### EXERCISE 1
List every company named in the article on HP servers and flash memory below.
### EXERCISE 2
In the article on HP servers and flash memory below, copy the passage starting at "It says the" and ending at "Fibre Channel drives.", swapping "performance" for "throughput" each time it occurs.

### SOURCE EXTRACT
[Start of Attachment]

News
HP servers to get flash memory I/O boost
posted on 19 June 2008 08:28
HP is radically increasing the I/O rates of its servers, including blade servers, by using flash memory caches from Fusion-io.
These caches are solid state drives (SSDs), which Fusion-io terms ioDrives, and have up to 320GB of capacity. HP c-Class blade servers would have an ioDrive mounted on their mother board to cache I/O to storage resources. Fusion-io is modifying and developing its technology for HP.
It says the aim is to revolutionize how enterprises access and store large amounts of active data with breakthrough performance for I/O intensive applications. Fusion-io’s ioMemory architecture reduces the server/storage performance gap, enabling read-intensive I/O applications to run much faster while also increasing performance of high-transaction, write-intensive I/O applications. This, Fusion-io claims, provides customers with unparalleled performance — virtually eliminating latency and bottlenecks at the application level — at a lower overall cost, while consuming dramatically less power than traditional solutions.
'Traditional solutions' is code for short-stroking Fibre Channel drives.
Don Basile, Fusion-io's CEO, described it this way: “Fusion-io’s work with HP is an acknowledgment of the benefits of a solid-state storage solution that addresses latency and bottlenecks at the server level. Adapting this technology specifically for HP servers offers radical increases in associated performance for a broad range of applications and workloads and can dramatically improve the effectiveness of data center architectures. With our ioMemory architecture, we’re getting more than 200,000 IOPS within HP BladeSystem c-Class server blades today.”
Lee Johns, an HP StorageWorks director of marketing, played the greencard: “Combining Fusion-io’s ioMemory architecture with HP servers will allow customers to deploy high-performance storage solutions for their application needs while reducing requirements for data center space, power and cooling.”
We could take a view here that there are two places a systems vendor could put SSDs to boost storage I/O rates. One is in the storage array; a tier zero as EMC is doing with Symmetrix. The other is in the servers as a front-end cache for the storage. The net effect would roughly be the same and it applies immediately to all storage connected to SSD-enhanced servers. That means your non-SSD-enhanced storage continues to sell well when connected to HP servers compared to EMC'c Symmetrix on SSD steroids, and expected CLARiiON on SSD steroids as well.
It also gets over the problem that only one SSD supplier, STEC, has a Fibre Channel-interfacing SSD controller.
HP is following a route flagged by Sun, also Dell, and putting its tier zero storage flash cache on its servers.
This could a cue for intense technical discussions about the ideal location for tier zero flash storage, like those about whether storage virtualisation should be in the SAN fabric (IBM and SVC) or in the array controller (HDS). We may even end up with both on offer; flash-enhanced servers talking to flash SSD-enhanced storage arrays.
When might we expect HP flash blade server product? Perhaps next year.

[End of Attachment]

### SOURCE MATERIAL
[Start of Attachment]

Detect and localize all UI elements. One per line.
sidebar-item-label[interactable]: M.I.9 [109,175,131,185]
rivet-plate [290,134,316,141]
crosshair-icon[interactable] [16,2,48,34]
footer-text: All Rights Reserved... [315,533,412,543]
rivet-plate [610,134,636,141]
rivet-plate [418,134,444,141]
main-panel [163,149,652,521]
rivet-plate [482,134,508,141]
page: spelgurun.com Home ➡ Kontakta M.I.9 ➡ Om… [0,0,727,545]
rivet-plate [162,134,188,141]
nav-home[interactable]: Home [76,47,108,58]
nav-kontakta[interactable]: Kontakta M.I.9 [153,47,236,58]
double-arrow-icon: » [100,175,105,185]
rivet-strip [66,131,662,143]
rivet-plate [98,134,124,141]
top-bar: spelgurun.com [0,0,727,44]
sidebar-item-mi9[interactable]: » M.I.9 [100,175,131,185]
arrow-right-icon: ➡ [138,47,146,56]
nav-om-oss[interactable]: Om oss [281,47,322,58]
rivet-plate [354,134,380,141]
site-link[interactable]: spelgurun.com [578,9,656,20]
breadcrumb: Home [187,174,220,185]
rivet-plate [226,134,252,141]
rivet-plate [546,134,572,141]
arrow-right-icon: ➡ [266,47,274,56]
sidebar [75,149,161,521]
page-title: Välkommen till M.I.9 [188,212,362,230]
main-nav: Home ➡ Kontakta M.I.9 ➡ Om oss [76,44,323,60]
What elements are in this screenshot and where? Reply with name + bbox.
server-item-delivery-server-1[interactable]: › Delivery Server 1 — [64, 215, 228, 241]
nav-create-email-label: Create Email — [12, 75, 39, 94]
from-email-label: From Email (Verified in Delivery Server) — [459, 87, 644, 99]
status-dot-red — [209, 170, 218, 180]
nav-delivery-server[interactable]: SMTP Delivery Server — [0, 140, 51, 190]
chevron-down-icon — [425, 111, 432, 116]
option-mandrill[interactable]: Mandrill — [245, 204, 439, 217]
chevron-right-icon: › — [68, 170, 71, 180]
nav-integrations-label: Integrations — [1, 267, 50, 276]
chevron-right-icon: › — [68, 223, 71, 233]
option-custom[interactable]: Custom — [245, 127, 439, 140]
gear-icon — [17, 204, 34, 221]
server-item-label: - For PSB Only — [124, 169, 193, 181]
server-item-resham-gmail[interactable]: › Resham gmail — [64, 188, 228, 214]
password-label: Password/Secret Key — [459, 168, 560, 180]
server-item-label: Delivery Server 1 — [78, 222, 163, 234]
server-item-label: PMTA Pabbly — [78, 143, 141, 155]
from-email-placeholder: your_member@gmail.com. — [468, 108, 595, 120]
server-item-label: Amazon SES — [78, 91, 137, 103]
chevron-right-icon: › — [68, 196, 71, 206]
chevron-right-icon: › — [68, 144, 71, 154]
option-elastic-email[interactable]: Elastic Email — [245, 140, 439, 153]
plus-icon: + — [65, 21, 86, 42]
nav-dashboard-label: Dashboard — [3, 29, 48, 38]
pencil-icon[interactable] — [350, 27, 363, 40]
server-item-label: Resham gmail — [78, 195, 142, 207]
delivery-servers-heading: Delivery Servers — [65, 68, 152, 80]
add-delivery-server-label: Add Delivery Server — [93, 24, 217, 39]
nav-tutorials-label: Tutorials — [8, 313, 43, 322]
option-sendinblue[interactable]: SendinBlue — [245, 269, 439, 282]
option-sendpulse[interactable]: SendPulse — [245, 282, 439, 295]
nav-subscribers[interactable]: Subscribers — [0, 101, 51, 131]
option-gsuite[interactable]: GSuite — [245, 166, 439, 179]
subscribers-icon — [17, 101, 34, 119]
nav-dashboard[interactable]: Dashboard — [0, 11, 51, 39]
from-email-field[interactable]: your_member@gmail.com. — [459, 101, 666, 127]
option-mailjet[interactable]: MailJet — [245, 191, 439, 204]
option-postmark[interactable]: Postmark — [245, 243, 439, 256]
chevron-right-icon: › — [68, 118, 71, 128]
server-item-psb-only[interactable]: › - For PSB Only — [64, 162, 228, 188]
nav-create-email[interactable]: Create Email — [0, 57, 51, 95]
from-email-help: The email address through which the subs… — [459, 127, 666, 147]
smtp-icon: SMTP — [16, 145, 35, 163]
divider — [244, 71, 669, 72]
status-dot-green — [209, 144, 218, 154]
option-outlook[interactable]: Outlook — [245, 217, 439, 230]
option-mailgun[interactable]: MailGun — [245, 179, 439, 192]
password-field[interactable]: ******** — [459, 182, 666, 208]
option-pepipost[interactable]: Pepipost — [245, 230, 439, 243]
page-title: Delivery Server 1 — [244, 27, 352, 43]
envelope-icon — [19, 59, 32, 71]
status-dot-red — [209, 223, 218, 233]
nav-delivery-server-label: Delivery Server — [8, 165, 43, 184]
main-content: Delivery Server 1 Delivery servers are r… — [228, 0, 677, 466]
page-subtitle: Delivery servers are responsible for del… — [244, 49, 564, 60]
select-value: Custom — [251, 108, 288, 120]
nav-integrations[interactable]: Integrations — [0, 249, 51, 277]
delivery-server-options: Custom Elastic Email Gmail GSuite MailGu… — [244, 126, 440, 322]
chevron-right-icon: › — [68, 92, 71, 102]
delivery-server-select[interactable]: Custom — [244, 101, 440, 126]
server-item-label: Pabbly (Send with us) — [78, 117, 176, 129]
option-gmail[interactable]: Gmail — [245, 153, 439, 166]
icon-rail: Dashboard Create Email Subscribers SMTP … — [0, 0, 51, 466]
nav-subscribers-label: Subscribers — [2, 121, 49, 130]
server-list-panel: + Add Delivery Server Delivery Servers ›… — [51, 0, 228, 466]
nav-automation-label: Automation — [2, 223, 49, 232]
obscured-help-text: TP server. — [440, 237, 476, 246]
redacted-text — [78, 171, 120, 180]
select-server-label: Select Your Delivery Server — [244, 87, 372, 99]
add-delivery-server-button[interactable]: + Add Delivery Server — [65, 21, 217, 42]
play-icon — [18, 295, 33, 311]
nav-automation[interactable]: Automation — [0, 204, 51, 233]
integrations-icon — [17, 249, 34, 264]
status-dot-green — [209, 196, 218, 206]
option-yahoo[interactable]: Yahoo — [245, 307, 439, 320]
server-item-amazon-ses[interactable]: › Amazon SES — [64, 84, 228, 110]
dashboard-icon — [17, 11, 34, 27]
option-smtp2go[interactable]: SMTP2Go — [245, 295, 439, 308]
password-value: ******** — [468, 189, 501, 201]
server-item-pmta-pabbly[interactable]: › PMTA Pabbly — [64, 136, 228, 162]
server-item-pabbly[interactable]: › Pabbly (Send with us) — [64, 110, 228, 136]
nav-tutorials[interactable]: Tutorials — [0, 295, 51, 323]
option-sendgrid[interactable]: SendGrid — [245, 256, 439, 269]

[End of Attachment]

### FINAL ANSWER 1
HP, Fusion-io, EMC, STEC, Sun, Dell, IBM, HDS

### FINAL ANSWER 2
It says the aim is to revolutionize how enterprises access and store large amounts of active data with breakthrough throughput for I/O intensive applications. Fusion-io’s ioMemory architecture reduces the server/storage throughput gap, enabling read-intensive I/O applications to run much faster while also increasing throughput of high-transaction, write-intensive I/O applications. This, Fusion-io claims, provides customers with unparalleled throughput — virtually eliminating latency and bottlenecks at the application level — at a lower overall cost, while consuming dramatically less power than traditional solutions.
'Traditional solutions' is code for short-stroking Fibre Channel drives.